[Stored data]

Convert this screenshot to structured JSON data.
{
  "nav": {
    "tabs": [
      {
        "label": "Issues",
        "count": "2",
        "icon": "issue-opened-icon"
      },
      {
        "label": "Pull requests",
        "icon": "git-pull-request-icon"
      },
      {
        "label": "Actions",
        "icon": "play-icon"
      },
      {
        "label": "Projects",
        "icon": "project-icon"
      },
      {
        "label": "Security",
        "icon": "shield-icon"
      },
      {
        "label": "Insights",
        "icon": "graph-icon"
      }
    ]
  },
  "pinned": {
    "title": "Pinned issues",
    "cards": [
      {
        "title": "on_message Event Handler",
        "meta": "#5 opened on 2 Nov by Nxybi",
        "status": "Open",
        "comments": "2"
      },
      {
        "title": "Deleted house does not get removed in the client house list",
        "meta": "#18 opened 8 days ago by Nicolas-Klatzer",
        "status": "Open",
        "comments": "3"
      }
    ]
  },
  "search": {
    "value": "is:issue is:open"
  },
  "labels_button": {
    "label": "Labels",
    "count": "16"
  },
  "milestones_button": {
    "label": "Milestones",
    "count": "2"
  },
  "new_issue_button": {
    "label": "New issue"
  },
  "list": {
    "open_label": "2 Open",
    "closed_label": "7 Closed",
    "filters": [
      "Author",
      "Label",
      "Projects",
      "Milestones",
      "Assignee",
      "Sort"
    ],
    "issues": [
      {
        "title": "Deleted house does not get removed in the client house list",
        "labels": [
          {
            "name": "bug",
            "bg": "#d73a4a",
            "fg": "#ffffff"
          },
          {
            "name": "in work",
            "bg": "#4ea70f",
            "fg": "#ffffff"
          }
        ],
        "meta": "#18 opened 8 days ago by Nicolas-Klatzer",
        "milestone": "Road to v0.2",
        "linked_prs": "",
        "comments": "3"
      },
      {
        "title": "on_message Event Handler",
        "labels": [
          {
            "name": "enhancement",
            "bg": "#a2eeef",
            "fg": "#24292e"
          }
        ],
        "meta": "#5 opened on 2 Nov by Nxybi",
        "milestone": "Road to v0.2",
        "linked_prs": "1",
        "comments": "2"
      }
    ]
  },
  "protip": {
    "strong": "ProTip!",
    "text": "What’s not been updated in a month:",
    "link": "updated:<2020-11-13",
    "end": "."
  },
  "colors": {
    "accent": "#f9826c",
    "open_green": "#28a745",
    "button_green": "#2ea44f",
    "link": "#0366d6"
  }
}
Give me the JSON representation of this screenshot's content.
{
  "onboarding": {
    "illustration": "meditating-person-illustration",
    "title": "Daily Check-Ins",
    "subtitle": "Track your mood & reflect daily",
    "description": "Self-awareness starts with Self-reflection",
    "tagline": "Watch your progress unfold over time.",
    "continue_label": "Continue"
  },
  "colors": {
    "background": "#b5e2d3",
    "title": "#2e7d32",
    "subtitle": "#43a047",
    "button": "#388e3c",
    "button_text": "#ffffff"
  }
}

#### Task details:
Repeat, without change, each line of the data above from the one that contains "Give me the" through the final line, counting both.

#### Solution to this task:
Give me the JSON representation of this screenshot's content.
{
  "onboarding": {
    "illustration": "meditating-person-illustration",
    "title": "Daily Check-Ins",
    "subtitle": "Track your mood & reflect daily",
    "description": "Self-awareness starts with Self-reflection",
    "tagline": "Watch your progress unfold over time.",
    "continue_label": "Continue"
  },
  "colors": {
    "background": "#b5e2d3",
    "title": "#2e7d32",
    "subtitle": "#43a047",
    "button": "#388e3c",
    "button_text": "#ffffff"
  }
}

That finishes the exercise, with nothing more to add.